Check each line of the material. Copy those containing "type".

** START **

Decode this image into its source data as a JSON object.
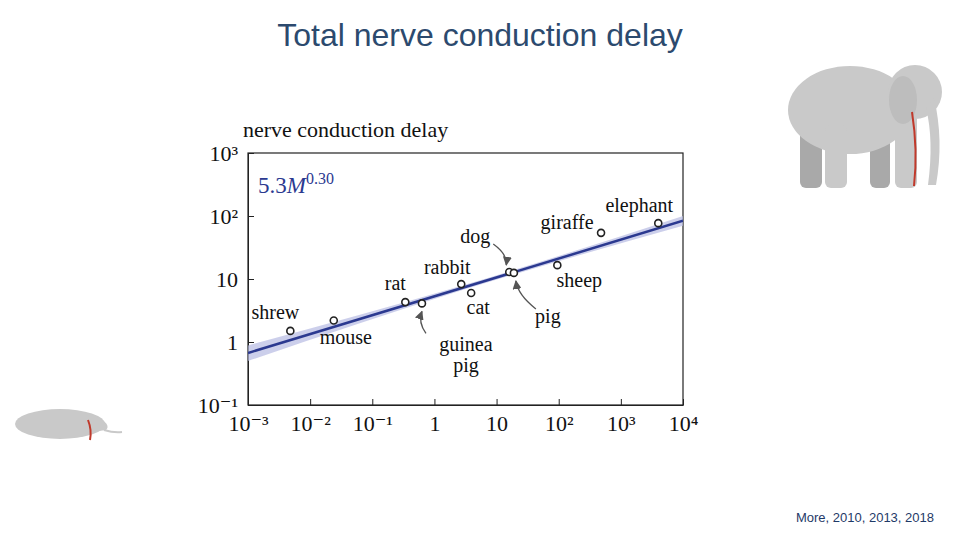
{
  "chart_data": {
    "type": "scatter",
    "title": "Total nerve conduction delay",
    "y_label": "nerve conduction delay",
    "citation": "More, 2010,  2013, 2018",
    "log": true,
    "xlim": [
      0.001,
      10000
    ],
    "ylim": [
      0.1,
      1000
    ],
    "xticks": [
      {
        "value": 0.001,
        "label": "10⁻³"
      },
      {
        "value": 0.01,
        "label": "10⁻²"
      },
      {
        "value": 0.1,
        "label": "10⁻¹"
      },
      1,
      10,
      {
        "value": 100,
        "label": "10²"
      },
      {
        "value": 1000,
        "label": "10³"
      },
      {
        "value": 10000,
        "label": "10⁴"
      }
    ],
    "yticks": [
      {
        "value": 0.1,
        "label": "10⁻¹"
      },
      1,
      10,
      {
        "value": 100,
        "label": "10²"
      },
      {
        "value": 1000,
        "label": "10³"
      }
    ],
    "annotations": [
      {
        "text": "5.3",
        "variable": "M",
        "exponent": "0.30"
      }
    ],
    "series": [
      {
        "type": "band",
        "color": "#b7bbe3",
        "x": [
          0.001,
          3,
          10000
        ],
        "lower": [
          0.5,
          6.8,
          70
        ],
        "upper": [
          0.88,
          8.0,
          100
        ]
      },
      {
        "type": "line",
        "color": "#2b3990",
        "line_style": "solid",
        "x": [
          0.001,
          10000
        ],
        "values": [
          0.67,
          84
        ]
      },
      {
        "type": "scatter",
        "color": "#222222",
        "marker": "circle",
        "labels": [
          "shrew",
          "mouse",
          "rat",
          "guinea pig",
          "rabbit",
          "cat",
          "dog",
          "pig",
          "sheep",
          "giraffe",
          "elephant"
        ],
        "x": [
          0.0048,
          0.024,
          0.34,
          0.63,
          2.7,
          3.9,
          16,
          19,
          95,
          480,
          4000
        ],
        "values": [
          1.5,
          2.2,
          4.3,
          4.1,
          8.3,
          6.0,
          12.9,
          12.5,
          16.6,
          54,
          77
        ]
      }
    ]
  }
}
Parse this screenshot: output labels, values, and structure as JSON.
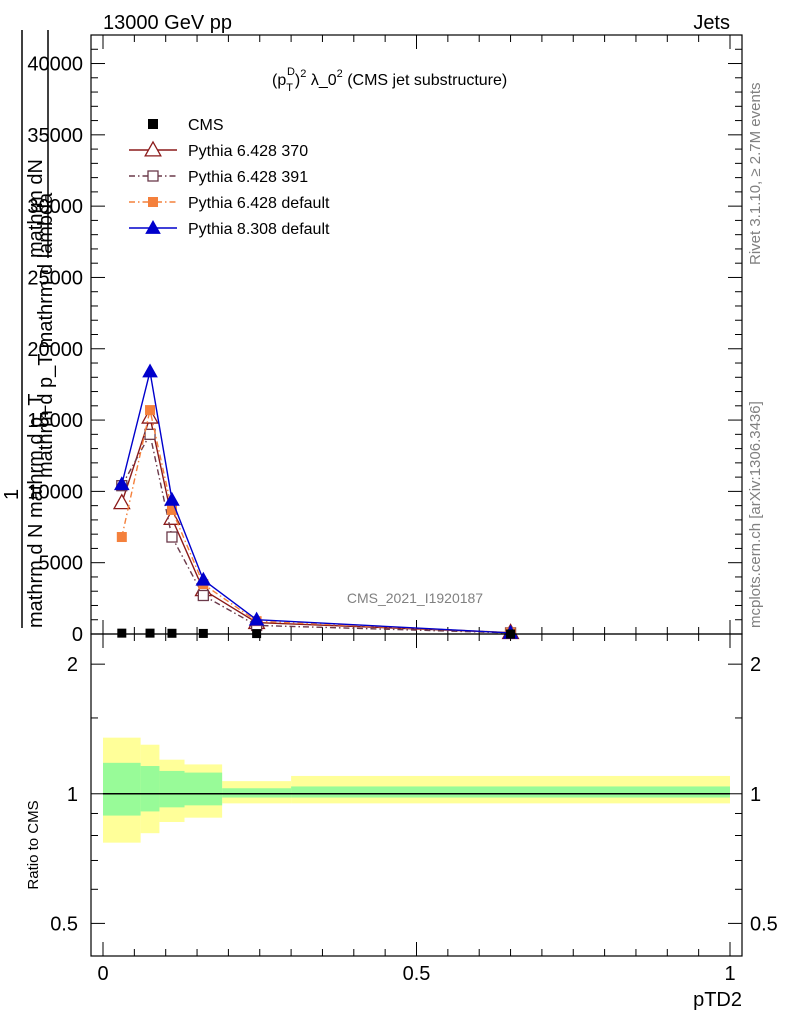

** END **

- **The result**:
    "type": "scatter",
        "type": "band",
        "type": "line",
        "type": "scatter",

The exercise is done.